Even if you’ve followed Apple’s advice and set up a Content Caching Server, each M1 Mac to be updated requires just under 1 GB of that update to be freshly downloaded direct from Apple’s servers rather than the local cache. The end result is that in its brief cycle, Big Sur has broken Apple’s previous records for requiring the largest quantity of updates: my chart below shows how macOS 11 has already required a total of over 31 GB of updates on Intel models, and more than 43 GB on M1 models.


In 11.5.1, Apple has succeeded in squeezing a thimbleful of a patch into a ten-gallon can of update, more than 99% of which is overhead. To compound that, those ten-gallon updates often don’t even work properly, forcing the user to download a full installer, weighing in at around 13 GB, and consuming even more time.

This has currently happened to my M1 Mac mini. It updated happily to 11.5, and remains stuck there. The Software Update pane in 11.5 is apparently unable to find any update for it, although it’s now five days since 11.5.1 was released. My only option therefore is to download the full 11.5.1 installer app, and hope that can connect with my existing Data volume. Neither am I the only Big Sur user who appears unable to update successfully to 11.5.1: several have contacted me to ask what they can do when 11.5 or older versions simply stop updating correctly. Where’s the standalone installer, they ask, but it’s a question Apple refuses to answer.

++++++++

→ What the task requires
Continue the text on Big Sur updates from where it stops.

→ Supplied information
++++++++

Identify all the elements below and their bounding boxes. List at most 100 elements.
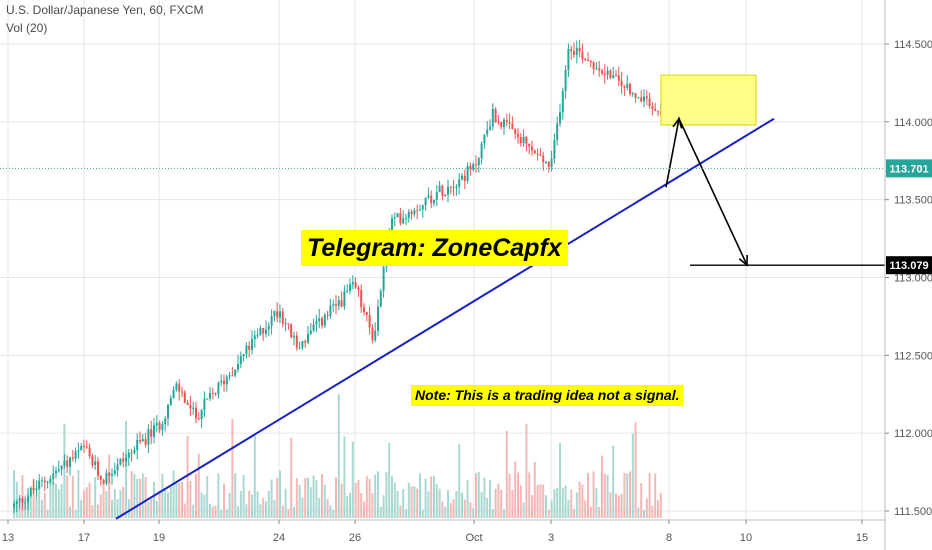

++++++++

→ Result of the task
The upshot is that more and more users are giving up the battle to keep Big Sur up to date. My M1 mini won’t ever get to 11.5.1, as I’ll simply leave it until Monterey is released and upgrade to that, leaving it vulnerable to a bug which is already being exploited in the wild, for at least two months. Once your system updates start encouraging users to take such risks, you know that you’ve got them badly wrong.

This is perhaps best illustrated in the ‘total cost of ownership’ (TCO) for the first year of each recent version of macOS. This is simply the sum of the size of the initial installer, plus the size of all system updates during the year in which that version of macOS was current:

  • macOS Mojave 10.14 = 26.7 GB
  • macOS Catalina 10.15 = 37.1 GB
  • macOS Big Sur 11, Intel = 43.7 GB
  • macOS Big Sur 11, M1 = 66.6 GB.

If those aren’t enough to convince you of Big Sur’s problem, consider its future. Over the next two years, it’s expected to receive maintenance. Traditionally, that should mean six or seven Security Updates each year. Even if each is a minimum size of 3.1 GB (for an M1 Mac), that would add a further 40 GB or so to the TCO, bringing it to more than 100 GB – or 0.1 TB – during its supported lifetime. How many thimblefuls is that?